(Records that describe figures)
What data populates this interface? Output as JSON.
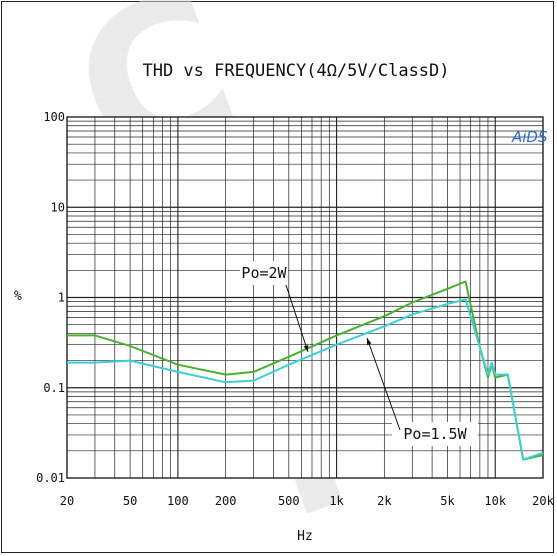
{
  "chart_data": {
    "type": "line",
    "title": "THD vs FREQUENCY(4Ω/5V/ClassD)",
    "xlabel": "Hz",
    "ylabel": "%",
    "x_scale": "log",
    "y_scale": "log",
    "xlim": [
      20,
      20000
    ],
    "ylim": [
      0.01,
      100
    ],
    "grid": true,
    "x_ticks": [
      {
        "value": 20,
        "label": "20"
      },
      {
        "value": 50,
        "label": "50"
      },
      {
        "value": 100,
        "label": "100"
      },
      {
        "value": 200,
        "label": "200"
      },
      {
        "value": 500,
        "label": "500"
      },
      {
        "value": 1000,
        "label": "1k"
      },
      {
        "value": 2000,
        "label": "2k"
      },
      {
        "value": 5000,
        "label": "5k"
      },
      {
        "value": 10000,
        "label": "10k"
      },
      {
        "value": 20000,
        "label": "20k"
      }
    ],
    "y_ticks": [
      {
        "value": 100,
        "label": "100"
      },
      {
        "value": 10,
        "label": "10"
      },
      {
        "value": 1,
        "label": "1"
      },
      {
        "value": 0.1,
        "label": "0.1"
      },
      {
        "value": 0.01,
        "label": "0.01"
      }
    ],
    "series": [
      {
        "name": "Po=2W",
        "color": "#4caf32",
        "points": [
          [
            20,
            0.38
          ],
          [
            30,
            0.38
          ],
          [
            50,
            0.29
          ],
          [
            100,
            0.18
          ],
          [
            200,
            0.14
          ],
          [
            300,
            0.15
          ],
          [
            500,
            0.22
          ],
          [
            1000,
            0.38
          ],
          [
            2000,
            0.62
          ],
          [
            3000,
            0.88
          ],
          [
            5000,
            1.25
          ],
          [
            6500,
            1.5
          ],
          [
            8000,
            0.28
          ],
          [
            9000,
            0.13
          ],
          [
            9500,
            0.18
          ],
          [
            10000,
            0.13
          ],
          [
            12000,
            0.14
          ],
          [
            15000,
            0.016
          ],
          [
            20000,
            0.018
          ]
        ]
      },
      {
        "name": "Po=1.5W",
        "color": "#3ecfd2",
        "points": [
          [
            20,
            0.19
          ],
          [
            30,
            0.19
          ],
          [
            50,
            0.2
          ],
          [
            100,
            0.15
          ],
          [
            200,
            0.115
          ],
          [
            300,
            0.12
          ],
          [
            500,
            0.18
          ],
          [
            1000,
            0.3
          ],
          [
            2000,
            0.48
          ],
          [
            3000,
            0.65
          ],
          [
            5000,
            0.85
          ],
          [
            6500,
            0.95
          ],
          [
            8000,
            0.28
          ],
          [
            9000,
            0.14
          ],
          [
            9500,
            0.19
          ],
          [
            10000,
            0.14
          ],
          [
            12000,
            0.14
          ],
          [
            15000,
            0.016
          ],
          [
            20000,
            0.019
          ]
        ]
      }
    ],
    "annotations": [
      {
        "text": "Po=2W",
        "series": "Po=2W"
      },
      {
        "text": "Po=1.5W",
        "series": "Po=1.5W"
      }
    ]
  },
  "logo_text": "AiDS",
  "watermark_text": "CaWl"
}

PROBLEM TO WORK ON:
None of the pictures should appear; repeat the records exactly otherwise.

FINISHED EXERCISE:
What data populates this interface? Output as JSON.
{
  "chart_data": {
    "type": "line",
    "title": "THD vs FREQUENCY(4Ω/5V/ClassD)",
    "xlabel": "Hz",
    "ylabel": "%",
    "x_scale": "log",
    "y_scale": "log",
    "xlim": [
      20,
      20000
    ],
    "ylim": [
      0.01,
      100
    ],
    "grid": true,
    "x_ticks": [
      {
        "value": 20,
        "label": "20"
      },
      {
        "value": 50,
        "label": "50"
      },
      {
        "value": 100,
        "label": "100"
      },
      {
        "value": 200,
        "label": "200"
      },
      {
        "value": 500,
        "label": "500"
      },
      {
        "value": 1000,
        "label": "1k"
      },
      {
        "value": 2000,
        "label": "2k"
      },
      {
        "value": 5000,
        "label": "5k"
      },
      {
        "value": 10000,
        "label": "10k"
      },
      {
        "value": 20000,
        "label": "20k"
      }
    ],
    "y_ticks": [
      {
        "value": 100,
        "label": "100"
      },
      {
        "value": 10,
        "label": "10"
      },
      {
        "value": 1,
        "label": "1"
      },
      {
        "value": 0.1,
        "label": "0.1"
      },
      {
        "value": 0.01,
        "label": "0.01"
      }
    ],
    "series": [
      {
        "name": "Po=2W",
        "color": "#4caf32",
        "points": [
          [
            20,
            0.38
          ],
          [
            30,
            0.38
          ],
          [
            50,
            0.29
          ],
          [
            100,
            0.18
          ],
          [
            200,
            0.14
          ],
          [
            300,
            0.15
          ],
          [
            500,
            0.22
          ],
          [
            1000,
            0.38
          ],
          [
            2000,
            0.62
          ],
          [
            3000,
            0.88
          ],
          [
            5000,
            1.25
          ],
          [
            6500,
            1.5
          ],
          [
            8000,
            0.28
          ],
          [
            9000,
            0.13
          ],
          [
            9500,
            0.18
          ],
          [
            10000,
            0.13
          ],
          [
            12000,
            0.14
          ],
          [
            15000,
            0.016
          ],
          [
            20000,
            0.018
          ]
        ]
      },
      {
        "name": "Po=1.5W",
        "color": "#3ecfd2",
        "points": [
          [
            20,
            0.19
          ],
          [
            30,
            0.19
          ],
          [
            50,
            0.2
          ],
          [
            100,
            0.15
          ],
          [
            200,
            0.115
          ],
          [
            300,
            0.12
          ],
          [
            500,
            0.18
          ],
          [
            1000,
            0.3
          ],
          [
            2000,
            0.48
          ],
          [
            3000,
            0.65
          ],
          [
            5000,
            0.85
          ],
          [
            6500,
            0.95
          ],
          [
            8000,
            0.28
          ],
          [
            9000,
            0.14
          ],
          [
            9500,
            0.19
          ],
          [
            10000,
            0.14
          ],
          [
            12000,
            0.14
          ],
          [
            15000,
            0.016
          ],
          [
            20000,
            0.019
          ]
        ]
      }
    ],
    "annotations": [
      {
        "text": "Po=2W",
        "series": "Po=2W"
      },
      {
        "text": "Po=1.5W",
        "series": "Po=1.5W"
      }
    ]
  },
  "logo_text": "AiDS",
  "watermark_text": "CaWl"
}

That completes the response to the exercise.